* begin *
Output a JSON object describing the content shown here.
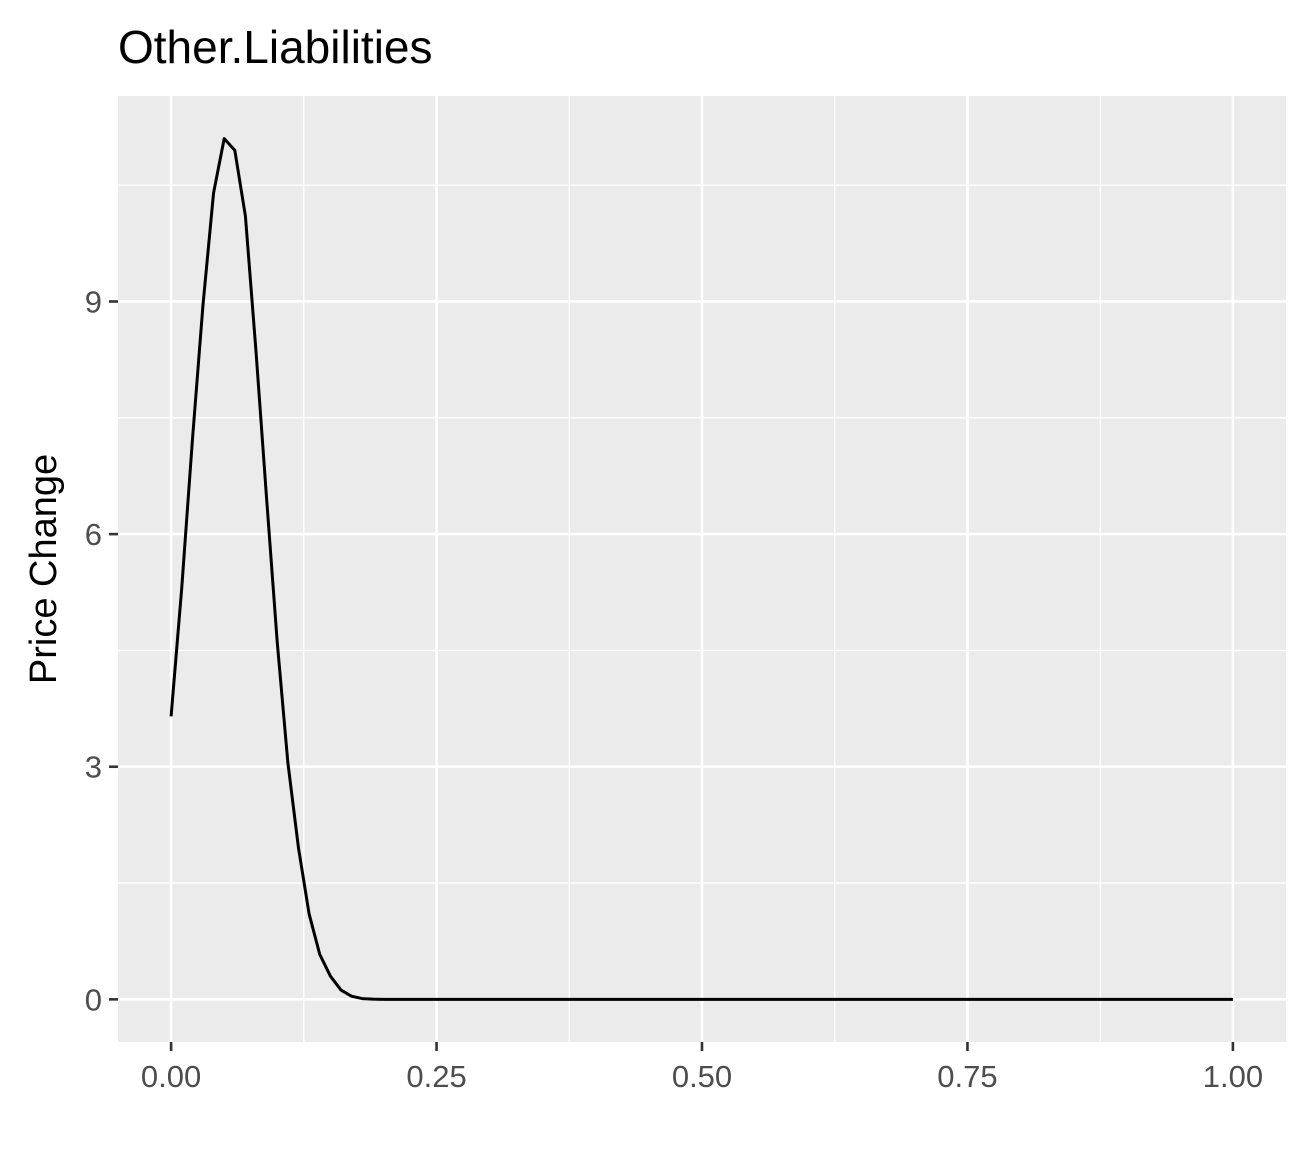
{
  "chart_data": {
    "type": "line",
    "title": "Other.Liabilities",
    "xlabel": "",
    "ylabel": "Price Change",
    "xlim": [
      -0.05,
      1.05
    ],
    "ylim": [
      -0.55,
      11.65
    ],
    "grid": true,
    "legend": "none",
    "x_ticks": [
      0,
      0.25,
      0.5,
      0.75,
      1
    ],
    "x_tick_labels": [
      "0.00",
      "0.25",
      "0.50",
      "0.75",
      "1.00"
    ],
    "y_ticks": [
      0,
      3,
      6,
      9
    ],
    "y_tick_labels": [
      "0",
      "3",
      "6",
      "9"
    ],
    "series": [
      {
        "x": [
          0,
          0.01,
          0.02,
          0.03,
          0.04,
          0.05,
          0.06,
          0.07,
          0.08,
          0.09,
          0.1,
          0.11,
          0.12,
          0.13,
          0.14,
          0.15,
          0.16,
          0.17,
          0.18,
          0.19,
          0.2,
          0.25,
          0.3,
          0.4,
          0.5,
          0.6,
          0.7,
          0.8,
          0.9,
          1.0
        ],
        "y": [
          3.65,
          5.3,
          7.2,
          8.95,
          10.4,
          11.1,
          10.95,
          10.1,
          8.35,
          6.45,
          4.6,
          3.05,
          1.95,
          1.1,
          0.58,
          0.3,
          0.12,
          0.04,
          0.01,
          0.003,
          0,
          0,
          0,
          0,
          0,
          0,
          0,
          0,
          0,
          0
        ]
      }
    ],
    "colors": {
      "panel_background": "#ebebeb",
      "grid_major": "#ffffff",
      "grid_minor": "#ffffff",
      "line": "#000000",
      "tick_text": "#4d4d4d"
    }
  }
}
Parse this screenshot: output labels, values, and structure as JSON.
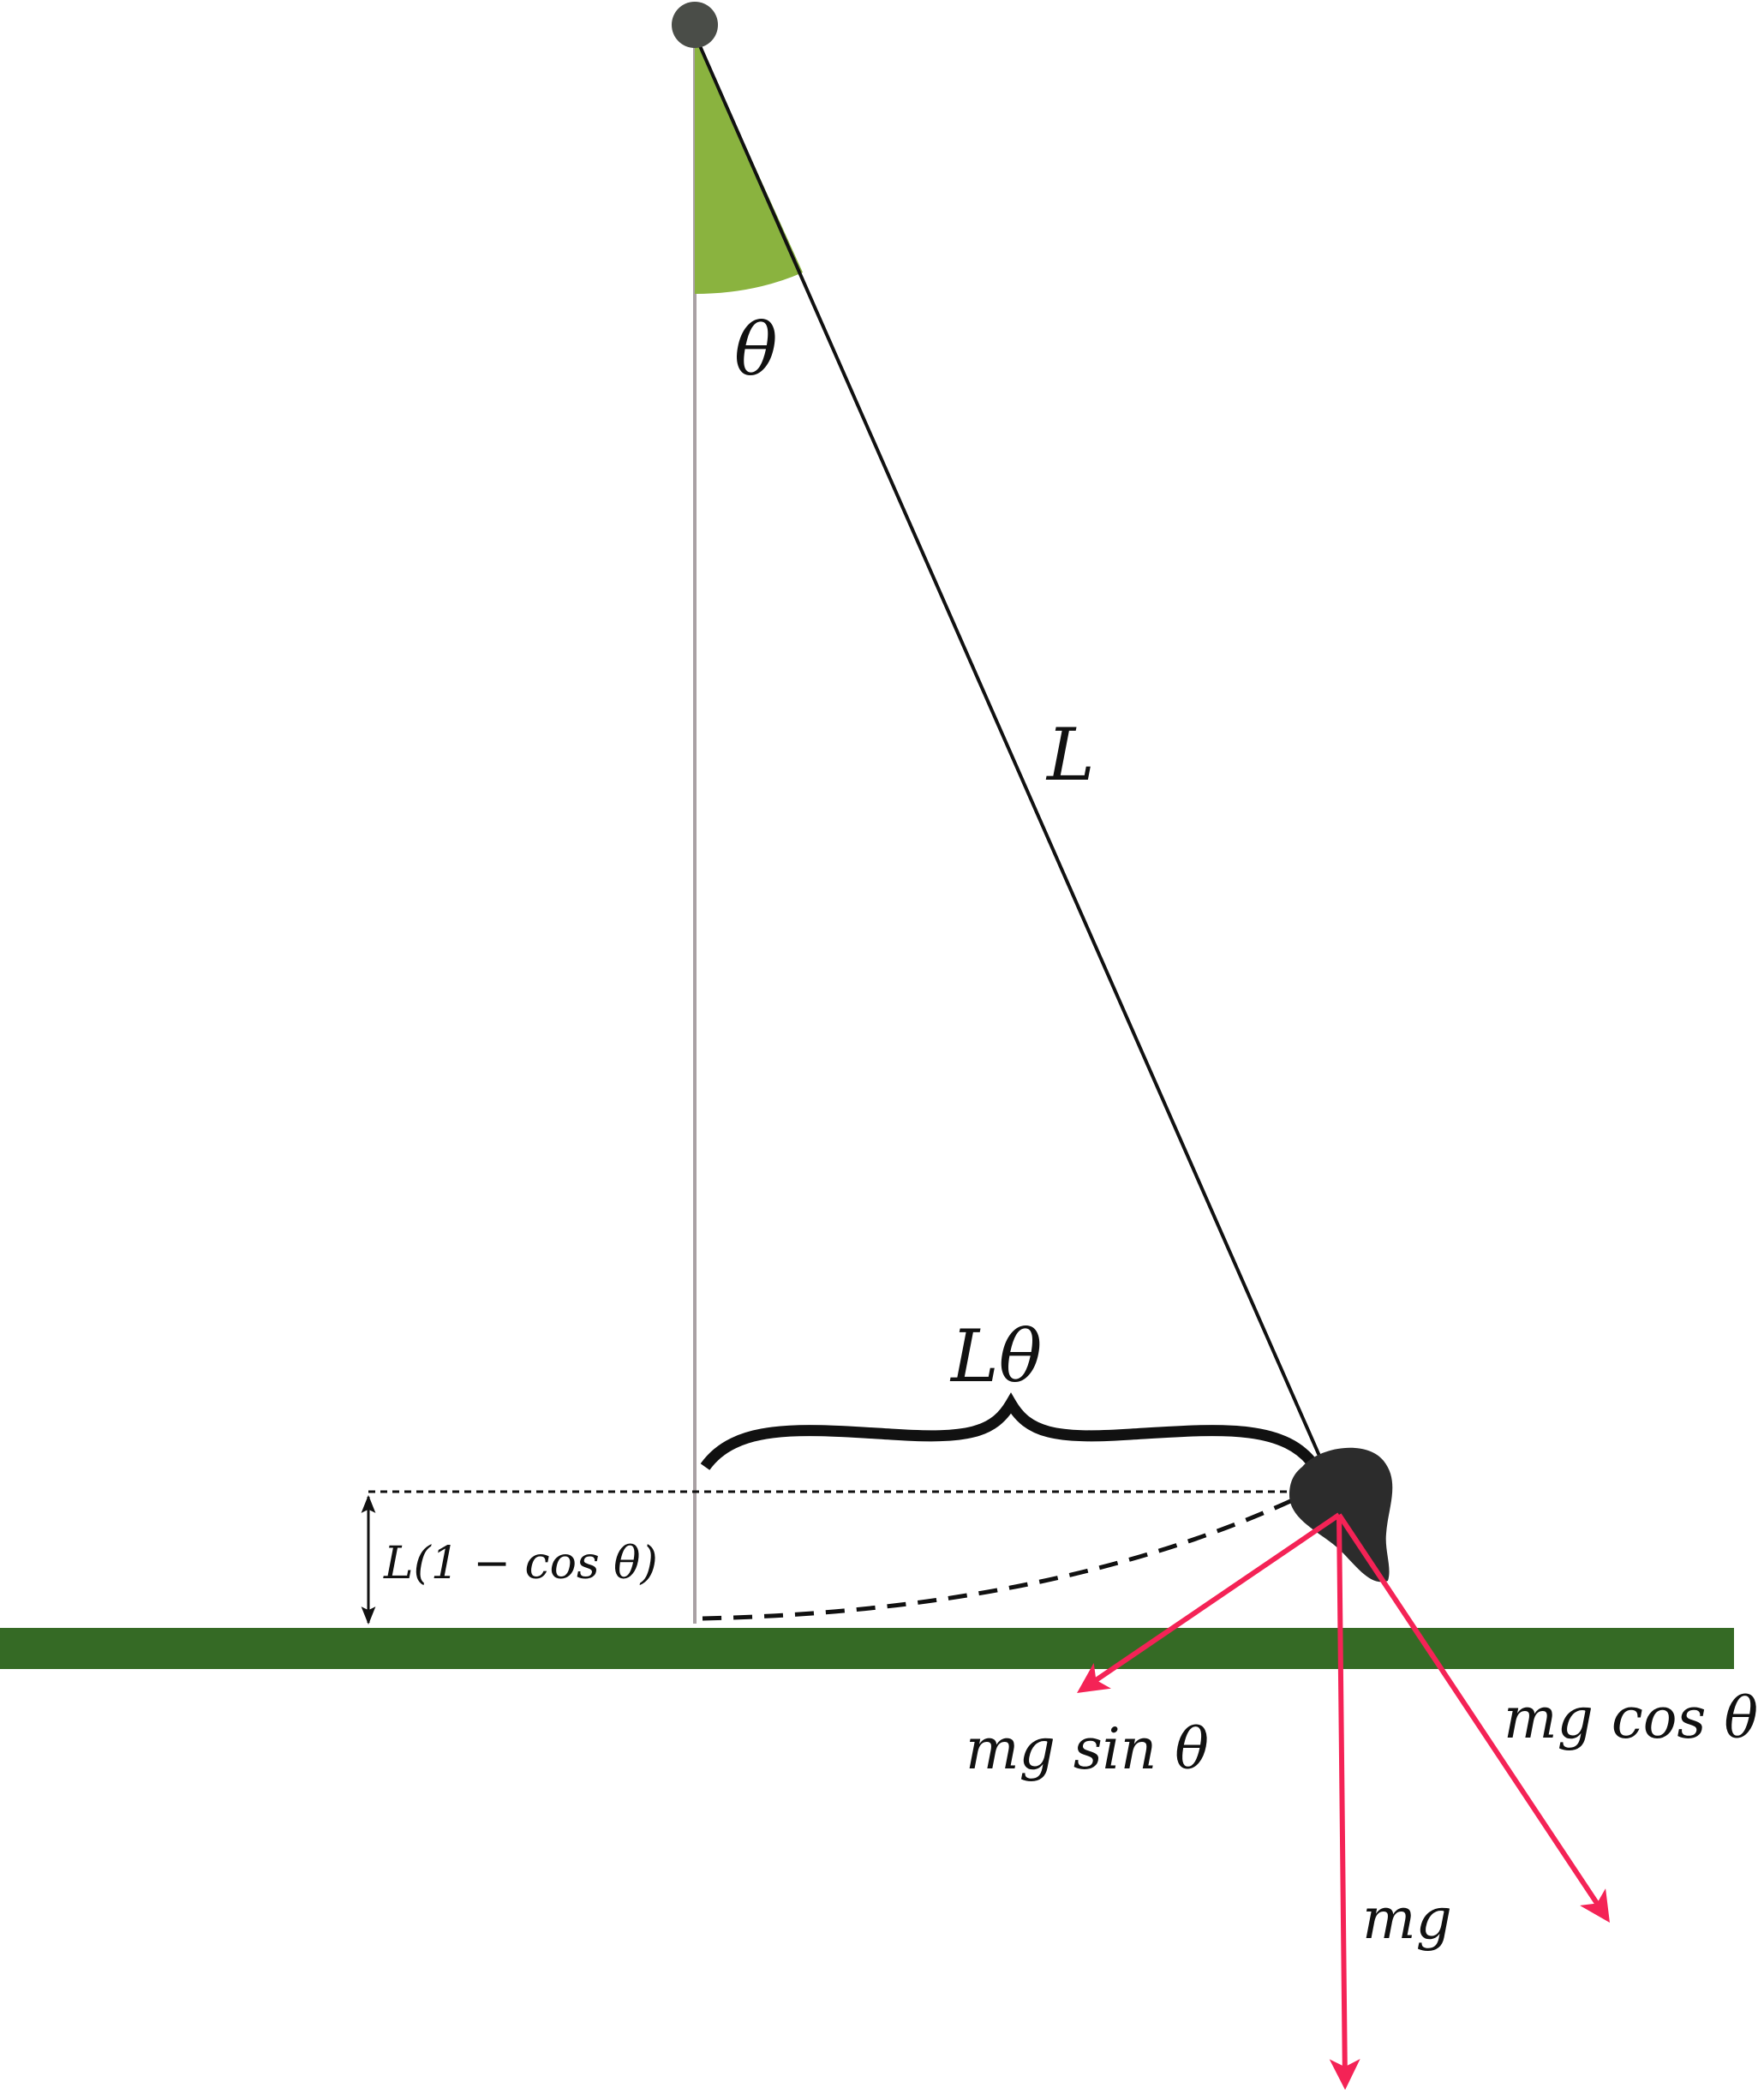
{
  "labels": {
    "theta": "θ",
    "length": "L",
    "arc": "Lθ",
    "height": "L(1 − cos θ)",
    "tangential_force": "mg sin θ",
    "normal_force": "mg cos θ",
    "weight": "mg"
  },
  "colors": {
    "background": "#ffffff",
    "ground": "#356a25",
    "angle_wedge": "#8ab33f",
    "vertical_line": "#a9a1a4",
    "pivot": "#4a4d48",
    "string": "#111111",
    "bob": "#2c2c2c",
    "force_arrows": "#f42356",
    "dim_lines": "#111111"
  }
}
* end *
> Written task:
Which lines of the material contain the string "JSON"? List each of them.

> Exercise solution:
Output a JSON object describing the content shown here.
Parse this screenshot: output labels, values, and structure as JSON.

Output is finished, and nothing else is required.